> Your objective: Make an exact copy of the entries below.

[Collected data]
>> Begin

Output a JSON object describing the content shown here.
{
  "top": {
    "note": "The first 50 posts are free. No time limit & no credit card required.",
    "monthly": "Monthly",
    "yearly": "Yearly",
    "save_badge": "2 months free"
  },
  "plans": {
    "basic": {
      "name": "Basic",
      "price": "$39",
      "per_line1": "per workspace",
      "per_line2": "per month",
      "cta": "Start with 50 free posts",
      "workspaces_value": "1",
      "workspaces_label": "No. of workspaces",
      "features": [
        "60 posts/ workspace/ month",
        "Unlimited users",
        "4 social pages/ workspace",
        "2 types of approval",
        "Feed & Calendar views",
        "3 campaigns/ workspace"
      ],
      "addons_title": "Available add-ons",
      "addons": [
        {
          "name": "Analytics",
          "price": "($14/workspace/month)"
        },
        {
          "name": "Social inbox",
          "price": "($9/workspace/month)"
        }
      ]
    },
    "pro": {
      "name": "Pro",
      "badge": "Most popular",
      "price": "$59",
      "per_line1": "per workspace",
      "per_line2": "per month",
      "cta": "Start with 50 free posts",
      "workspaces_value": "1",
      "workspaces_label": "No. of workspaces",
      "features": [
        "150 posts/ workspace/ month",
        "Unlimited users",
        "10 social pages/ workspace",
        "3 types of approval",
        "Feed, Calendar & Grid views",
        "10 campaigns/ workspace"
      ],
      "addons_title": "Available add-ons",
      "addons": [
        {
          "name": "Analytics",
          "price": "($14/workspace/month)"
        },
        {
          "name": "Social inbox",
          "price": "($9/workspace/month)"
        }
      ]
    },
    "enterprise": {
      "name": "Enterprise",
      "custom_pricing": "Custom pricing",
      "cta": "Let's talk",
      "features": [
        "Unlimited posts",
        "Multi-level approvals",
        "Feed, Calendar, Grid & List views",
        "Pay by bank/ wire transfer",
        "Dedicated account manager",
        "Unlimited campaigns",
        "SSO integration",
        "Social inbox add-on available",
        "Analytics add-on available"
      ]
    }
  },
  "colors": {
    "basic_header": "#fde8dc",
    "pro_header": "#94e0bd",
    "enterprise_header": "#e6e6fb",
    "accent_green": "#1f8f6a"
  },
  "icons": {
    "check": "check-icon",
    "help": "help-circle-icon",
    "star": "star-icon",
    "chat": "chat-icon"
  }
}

>> End

> Result for this exercise:
Output a JSON object describing the content shown here.
{
  "top": {
    "note": "The first 50 posts are free. No time limit & no credit card required.",
    "monthly": "Monthly",
    "yearly": "Yearly",
    "save_badge": "2 months free"
  },
  "plans": {
    "basic": {
      "name": "Basic",
      "price": "$39",
      "per_line1": "per workspace",
      "per_line2": "per month",
      "cta": "Start with 50 free posts",
      "workspaces_value": "1",
      "workspaces_label": "No. of workspaces",
      "features": [
        "60 posts/ workspace/ month",
        "Unlimited users",
        "4 social pages/ workspace",
        "2 types of approval",
        "Feed & Calendar views",
        "3 campaigns/ workspace"
      ],
      "addons_title": "Available add-ons",
      "addons": [
        {
          "name": "Analytics",
          "price": "($14/workspace/month)"
        },
        {
          "name": "Social inbox",
          "price": "($9/workspace/month)"
        }
      ]
    },
    "pro": {
      "name": "Pro",
      "badge": "Most popular",
      "price": "$59",
      "per_line1": "per workspace",
      "per_line2": "per month",
      "cta": "Start with 50 free posts",
      "workspaces_value": "1",
      "workspaces_label": "No. of workspaces",
      "features": [
        "150 posts/ workspace/ month",
        "Unlimited users",
        "10 social pages/ workspace",
        "3 types of approval",
        "Feed, Calendar & Grid views",
        "10 campaigns/ workspace"
      ],
      "addons_title": "Available add-ons",
      "addons": [
        {
          "name": "Analytics",
          "price": "($14/workspace/month)"
        },
        {
          "name": "Social inbox",
          "price": "($9/workspace/month)"
        }
      ]
    },
    "enterprise": {
      "name": "Enterprise",
      "custom_pricing": "Custom pricing",
      "cta": "Let's talk",
      "features": [
        "Unlimited posts",
        "Multi-level approvals",
        "Feed, Calendar, Grid & List views",
        "Pay by bank/ wire transfer",
        "Dedicated account manager",
        "Unlimited campaigns",
        "SSO integration",
        "Social inbox add-on available",
        "Analytics add-on available"
      ]
    }
  },
  "colors": {
    "basic_header": "#fde8dc",
    "pro_header": "#94e0bd",
    "enterprise_header": "#e6e6fb",
    "accent_green": "#1f8f6a"
  },
  "icons": {
    "check": "check-icon",
    "help": "help-circle-icon",
    "star": "star-icon",
    "chat": "chat-icon"
  }
}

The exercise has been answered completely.